*Given task*
Without the images, write out all of the following entries exactly.

_____

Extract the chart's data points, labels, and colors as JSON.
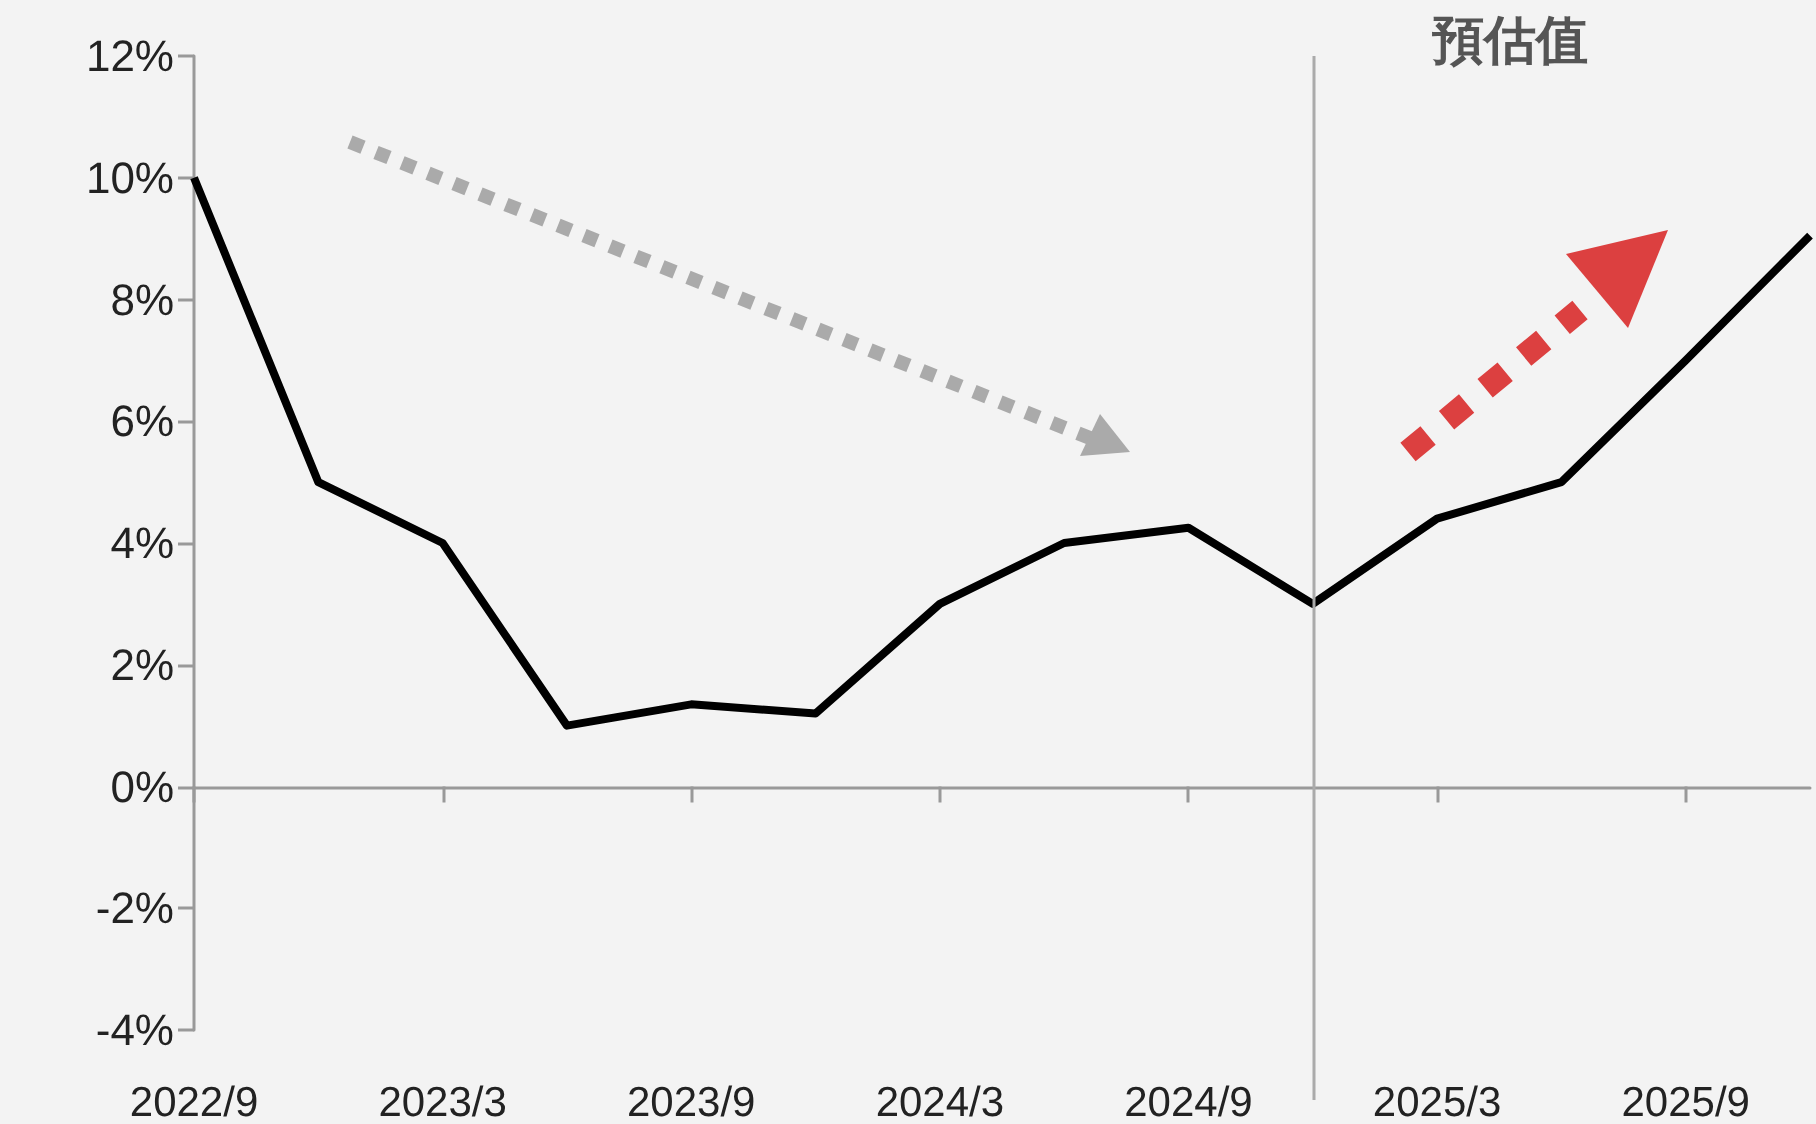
{
  "chart_data": {
    "type": "line",
    "categories": [
      "2022/9",
      null,
      "2023/3",
      null,
      "2023/9",
      null,
      "2024/3",
      null,
      "2024/9",
      null,
      "2025/3",
      null,
      "2025/9",
      null
    ],
    "series": [
      {
        "color": "#000000",
        "values": [
          10.0,
          5.0,
          4.0,
          1.0,
          1.35,
          1.2,
          3.0,
          4.0,
          4.25,
          3.0,
          4.4,
          5.0,
          7.0,
          9.05
        ]
      }
    ],
    "ylim": [
      -4,
      12
    ],
    "yticks": [
      {
        "value": -4,
        "label": "-4%"
      },
      {
        "value": -2,
        "label": "-2%"
      },
      {
        "value": 0,
        "label": "0%"
      },
      {
        "value": 2,
        "label": "2%"
      },
      {
        "value": 4,
        "label": "4%"
      },
      {
        "value": 6,
        "label": "6%"
      },
      {
        "value": 8,
        "label": "8%"
      },
      {
        "value": 10,
        "label": "10%"
      },
      {
        "value": 12,
        "label": "12%"
      }
    ],
    "annotations": [
      "預估值"
    ],
    "grid": false,
    "marker": "none",
    "line_style": "solid"
  }
}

_____

*Expected answer*
Extract the chart's data points, labels, and colors as JSON.
{
  "chart_data": {
    "type": "line",
    "categories": [
      "2022/9",
      null,
      "2023/3",
      null,
      "2023/9",
      null,
      "2024/3",
      null,
      "2024/9",
      null,
      "2025/3",
      null,
      "2025/9",
      null
    ],
    "series": [
      {
        "color": "#000000",
        "values": [
          10.0,
          5.0,
          4.0,
          1.0,
          1.35,
          1.2,
          3.0,
          4.0,
          4.25,
          3.0,
          4.4,
          5.0,
          7.0,
          9.05
        ]
      }
    ],
    "ylim": [
      -4,
      12
    ],
    "yticks": [
      {
        "value": -4,
        "label": "-4%"
      },
      {
        "value": -2,
        "label": "-2%"
      },
      {
        "value": 0,
        "label": "0%"
      },
      {
        "value": 2,
        "label": "2%"
      },
      {
        "value": 4,
        "label": "4%"
      },
      {
        "value": 6,
        "label": "6%"
      },
      {
        "value": 8,
        "label": "8%"
      },
      {
        "value": 10,
        "label": "10%"
      },
      {
        "value": 12,
        "label": "12%"
      }
    ],
    "annotations": [
      "預估值"
    ],
    "grid": false,
    "marker": "none",
    "line_style": "solid"
  }
}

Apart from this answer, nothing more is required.